__TASK PROMPT__.
Gather every line below where "subtitle" appears.

__PROVIDED DATA__.
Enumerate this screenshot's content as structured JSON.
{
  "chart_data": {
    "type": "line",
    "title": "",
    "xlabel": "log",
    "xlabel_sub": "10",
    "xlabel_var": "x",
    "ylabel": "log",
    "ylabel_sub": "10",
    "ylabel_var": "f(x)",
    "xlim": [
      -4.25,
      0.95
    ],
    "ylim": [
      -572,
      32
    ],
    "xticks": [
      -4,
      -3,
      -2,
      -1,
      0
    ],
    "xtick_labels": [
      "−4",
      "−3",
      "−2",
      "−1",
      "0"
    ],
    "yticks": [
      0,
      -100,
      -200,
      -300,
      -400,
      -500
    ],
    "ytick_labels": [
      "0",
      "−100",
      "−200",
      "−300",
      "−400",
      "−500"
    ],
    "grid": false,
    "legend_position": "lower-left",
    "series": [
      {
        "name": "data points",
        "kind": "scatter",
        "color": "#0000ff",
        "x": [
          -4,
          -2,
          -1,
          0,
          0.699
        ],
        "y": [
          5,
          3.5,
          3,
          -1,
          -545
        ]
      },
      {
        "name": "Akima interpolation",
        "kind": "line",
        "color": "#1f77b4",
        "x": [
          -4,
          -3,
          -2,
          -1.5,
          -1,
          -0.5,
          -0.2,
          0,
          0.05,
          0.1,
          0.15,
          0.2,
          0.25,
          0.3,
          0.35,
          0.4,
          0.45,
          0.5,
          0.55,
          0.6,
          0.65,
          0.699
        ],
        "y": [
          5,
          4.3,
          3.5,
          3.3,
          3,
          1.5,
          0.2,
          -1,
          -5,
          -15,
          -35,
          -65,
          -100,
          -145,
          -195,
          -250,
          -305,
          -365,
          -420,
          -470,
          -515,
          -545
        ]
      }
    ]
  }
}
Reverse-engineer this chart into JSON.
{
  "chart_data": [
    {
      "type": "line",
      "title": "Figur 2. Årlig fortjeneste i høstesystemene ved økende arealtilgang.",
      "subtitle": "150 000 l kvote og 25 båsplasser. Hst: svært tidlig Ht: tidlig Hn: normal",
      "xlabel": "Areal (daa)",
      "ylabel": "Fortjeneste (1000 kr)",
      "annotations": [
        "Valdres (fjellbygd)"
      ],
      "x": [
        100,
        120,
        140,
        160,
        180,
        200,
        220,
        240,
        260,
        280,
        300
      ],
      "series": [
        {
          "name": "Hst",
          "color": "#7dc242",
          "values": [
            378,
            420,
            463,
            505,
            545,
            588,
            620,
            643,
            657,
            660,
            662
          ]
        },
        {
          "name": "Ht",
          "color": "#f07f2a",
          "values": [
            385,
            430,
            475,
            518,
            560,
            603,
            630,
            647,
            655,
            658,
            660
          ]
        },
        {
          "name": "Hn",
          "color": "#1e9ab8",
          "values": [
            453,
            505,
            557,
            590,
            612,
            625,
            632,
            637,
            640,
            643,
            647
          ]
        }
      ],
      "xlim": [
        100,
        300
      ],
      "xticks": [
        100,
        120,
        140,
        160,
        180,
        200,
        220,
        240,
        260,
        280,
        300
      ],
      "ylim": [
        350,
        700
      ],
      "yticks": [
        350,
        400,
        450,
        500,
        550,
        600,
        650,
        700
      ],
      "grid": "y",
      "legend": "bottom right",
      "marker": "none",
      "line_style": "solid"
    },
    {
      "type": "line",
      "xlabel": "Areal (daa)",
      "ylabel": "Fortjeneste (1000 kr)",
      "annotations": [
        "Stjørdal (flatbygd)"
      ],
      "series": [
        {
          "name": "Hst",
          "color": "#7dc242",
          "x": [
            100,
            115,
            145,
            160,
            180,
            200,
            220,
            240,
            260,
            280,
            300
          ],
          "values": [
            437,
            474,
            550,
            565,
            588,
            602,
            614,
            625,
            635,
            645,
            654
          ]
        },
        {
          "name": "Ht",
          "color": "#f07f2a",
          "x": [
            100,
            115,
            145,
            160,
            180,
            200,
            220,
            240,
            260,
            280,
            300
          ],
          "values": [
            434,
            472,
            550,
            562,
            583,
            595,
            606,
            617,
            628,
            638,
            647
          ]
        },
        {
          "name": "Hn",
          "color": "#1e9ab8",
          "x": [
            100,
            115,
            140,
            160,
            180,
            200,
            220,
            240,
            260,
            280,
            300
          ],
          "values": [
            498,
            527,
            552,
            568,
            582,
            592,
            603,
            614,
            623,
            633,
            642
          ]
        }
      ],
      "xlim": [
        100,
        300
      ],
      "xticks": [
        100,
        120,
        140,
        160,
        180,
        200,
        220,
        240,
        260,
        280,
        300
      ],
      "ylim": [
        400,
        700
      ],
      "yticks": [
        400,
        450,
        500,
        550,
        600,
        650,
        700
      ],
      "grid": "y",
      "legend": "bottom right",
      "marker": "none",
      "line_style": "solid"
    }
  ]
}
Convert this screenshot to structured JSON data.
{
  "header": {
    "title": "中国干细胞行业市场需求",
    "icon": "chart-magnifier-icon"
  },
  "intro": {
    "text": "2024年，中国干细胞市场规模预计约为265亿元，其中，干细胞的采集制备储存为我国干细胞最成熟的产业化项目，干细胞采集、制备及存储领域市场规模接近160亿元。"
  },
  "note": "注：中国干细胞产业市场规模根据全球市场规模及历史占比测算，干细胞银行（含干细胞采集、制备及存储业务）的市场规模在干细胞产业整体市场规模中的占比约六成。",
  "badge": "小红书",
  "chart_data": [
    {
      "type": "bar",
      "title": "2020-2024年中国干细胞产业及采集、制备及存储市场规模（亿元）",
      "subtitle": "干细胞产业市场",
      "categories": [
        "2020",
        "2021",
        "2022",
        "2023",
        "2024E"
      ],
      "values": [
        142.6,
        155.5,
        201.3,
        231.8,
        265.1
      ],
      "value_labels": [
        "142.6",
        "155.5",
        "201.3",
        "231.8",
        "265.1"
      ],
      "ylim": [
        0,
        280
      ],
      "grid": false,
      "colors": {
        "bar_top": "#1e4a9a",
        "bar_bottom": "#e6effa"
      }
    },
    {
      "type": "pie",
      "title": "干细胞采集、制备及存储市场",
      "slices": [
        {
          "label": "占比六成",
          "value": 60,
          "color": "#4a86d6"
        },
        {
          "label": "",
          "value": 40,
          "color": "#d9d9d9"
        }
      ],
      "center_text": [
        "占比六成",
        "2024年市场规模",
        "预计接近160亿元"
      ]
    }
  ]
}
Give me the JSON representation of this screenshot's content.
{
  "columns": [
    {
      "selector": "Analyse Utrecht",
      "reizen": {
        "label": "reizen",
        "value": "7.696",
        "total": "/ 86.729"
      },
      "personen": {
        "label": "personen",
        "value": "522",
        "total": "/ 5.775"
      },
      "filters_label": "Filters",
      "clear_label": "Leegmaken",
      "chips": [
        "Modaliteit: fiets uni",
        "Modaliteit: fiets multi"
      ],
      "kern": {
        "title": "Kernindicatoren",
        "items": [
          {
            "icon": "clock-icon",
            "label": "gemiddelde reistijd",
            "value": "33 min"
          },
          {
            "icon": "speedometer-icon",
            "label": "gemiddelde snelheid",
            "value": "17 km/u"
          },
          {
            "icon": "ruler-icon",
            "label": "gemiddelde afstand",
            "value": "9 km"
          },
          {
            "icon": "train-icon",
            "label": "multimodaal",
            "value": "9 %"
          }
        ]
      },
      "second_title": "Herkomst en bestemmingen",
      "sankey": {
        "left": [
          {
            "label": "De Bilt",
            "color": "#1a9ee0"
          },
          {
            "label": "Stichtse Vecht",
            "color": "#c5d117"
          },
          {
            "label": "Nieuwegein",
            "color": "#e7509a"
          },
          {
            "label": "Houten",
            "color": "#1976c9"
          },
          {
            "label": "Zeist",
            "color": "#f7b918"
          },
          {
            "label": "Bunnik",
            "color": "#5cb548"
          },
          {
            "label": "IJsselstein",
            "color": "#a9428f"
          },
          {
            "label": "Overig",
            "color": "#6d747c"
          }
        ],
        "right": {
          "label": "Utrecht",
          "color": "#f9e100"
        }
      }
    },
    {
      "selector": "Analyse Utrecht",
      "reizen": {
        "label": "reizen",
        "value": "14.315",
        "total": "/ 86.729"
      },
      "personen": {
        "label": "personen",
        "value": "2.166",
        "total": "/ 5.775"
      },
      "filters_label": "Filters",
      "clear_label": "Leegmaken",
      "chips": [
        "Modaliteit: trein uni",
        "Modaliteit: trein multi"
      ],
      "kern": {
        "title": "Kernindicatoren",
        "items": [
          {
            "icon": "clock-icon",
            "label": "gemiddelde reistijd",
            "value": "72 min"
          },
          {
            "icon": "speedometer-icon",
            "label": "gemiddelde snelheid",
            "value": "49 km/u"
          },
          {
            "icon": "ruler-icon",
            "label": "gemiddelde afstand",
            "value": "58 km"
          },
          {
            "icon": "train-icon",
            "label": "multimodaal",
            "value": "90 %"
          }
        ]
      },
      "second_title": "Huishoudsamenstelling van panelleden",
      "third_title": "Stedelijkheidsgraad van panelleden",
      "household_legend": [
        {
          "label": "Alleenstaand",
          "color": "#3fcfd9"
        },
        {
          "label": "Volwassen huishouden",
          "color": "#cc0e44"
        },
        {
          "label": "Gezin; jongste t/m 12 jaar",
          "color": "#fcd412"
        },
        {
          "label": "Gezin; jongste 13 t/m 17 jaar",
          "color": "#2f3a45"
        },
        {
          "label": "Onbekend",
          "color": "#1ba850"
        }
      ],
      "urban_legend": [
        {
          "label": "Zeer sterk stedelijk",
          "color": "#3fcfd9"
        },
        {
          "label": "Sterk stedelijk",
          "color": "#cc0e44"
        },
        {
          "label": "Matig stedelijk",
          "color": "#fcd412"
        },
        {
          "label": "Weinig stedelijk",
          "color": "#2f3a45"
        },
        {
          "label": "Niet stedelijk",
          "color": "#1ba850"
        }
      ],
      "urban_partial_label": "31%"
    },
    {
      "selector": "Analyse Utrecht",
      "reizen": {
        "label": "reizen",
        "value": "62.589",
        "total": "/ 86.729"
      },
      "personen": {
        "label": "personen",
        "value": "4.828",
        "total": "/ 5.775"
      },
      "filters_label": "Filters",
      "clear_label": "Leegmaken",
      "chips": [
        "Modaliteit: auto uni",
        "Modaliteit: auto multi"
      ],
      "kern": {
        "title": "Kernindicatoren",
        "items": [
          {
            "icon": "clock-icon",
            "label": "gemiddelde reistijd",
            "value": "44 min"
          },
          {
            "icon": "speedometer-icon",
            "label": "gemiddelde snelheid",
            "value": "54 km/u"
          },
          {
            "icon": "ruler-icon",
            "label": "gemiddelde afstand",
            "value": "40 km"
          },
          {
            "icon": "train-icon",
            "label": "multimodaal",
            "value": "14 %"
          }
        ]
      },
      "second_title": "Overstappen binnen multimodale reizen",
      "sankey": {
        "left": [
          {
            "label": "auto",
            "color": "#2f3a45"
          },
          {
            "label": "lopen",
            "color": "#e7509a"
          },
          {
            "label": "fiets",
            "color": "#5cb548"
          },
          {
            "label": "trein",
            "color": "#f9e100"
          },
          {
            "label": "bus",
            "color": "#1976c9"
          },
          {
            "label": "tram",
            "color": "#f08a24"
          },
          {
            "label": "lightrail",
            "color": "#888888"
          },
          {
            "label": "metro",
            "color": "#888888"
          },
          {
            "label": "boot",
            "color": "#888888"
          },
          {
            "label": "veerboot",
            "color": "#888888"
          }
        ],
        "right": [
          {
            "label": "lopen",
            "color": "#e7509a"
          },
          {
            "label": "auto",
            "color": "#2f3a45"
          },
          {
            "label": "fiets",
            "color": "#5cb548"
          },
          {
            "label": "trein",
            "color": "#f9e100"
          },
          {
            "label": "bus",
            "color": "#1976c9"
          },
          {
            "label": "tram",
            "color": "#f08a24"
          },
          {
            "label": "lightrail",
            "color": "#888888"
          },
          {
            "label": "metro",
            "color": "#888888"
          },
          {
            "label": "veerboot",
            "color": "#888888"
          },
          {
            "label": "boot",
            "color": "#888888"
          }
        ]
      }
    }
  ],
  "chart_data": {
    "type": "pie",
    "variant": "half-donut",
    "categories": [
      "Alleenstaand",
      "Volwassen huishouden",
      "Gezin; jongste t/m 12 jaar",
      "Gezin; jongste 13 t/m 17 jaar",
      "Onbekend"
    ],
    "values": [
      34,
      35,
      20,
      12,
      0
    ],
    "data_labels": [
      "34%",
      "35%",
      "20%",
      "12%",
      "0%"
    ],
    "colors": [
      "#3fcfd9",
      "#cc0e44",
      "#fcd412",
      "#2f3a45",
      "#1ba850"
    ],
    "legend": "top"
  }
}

__TASK RESPONSE__.
      "subtitle": "150 000 l kvote og 25 båsplasser. Hst: svært tidlig Ht: tidlig Hn: normal",
      "subtitle": "干细胞产业市场",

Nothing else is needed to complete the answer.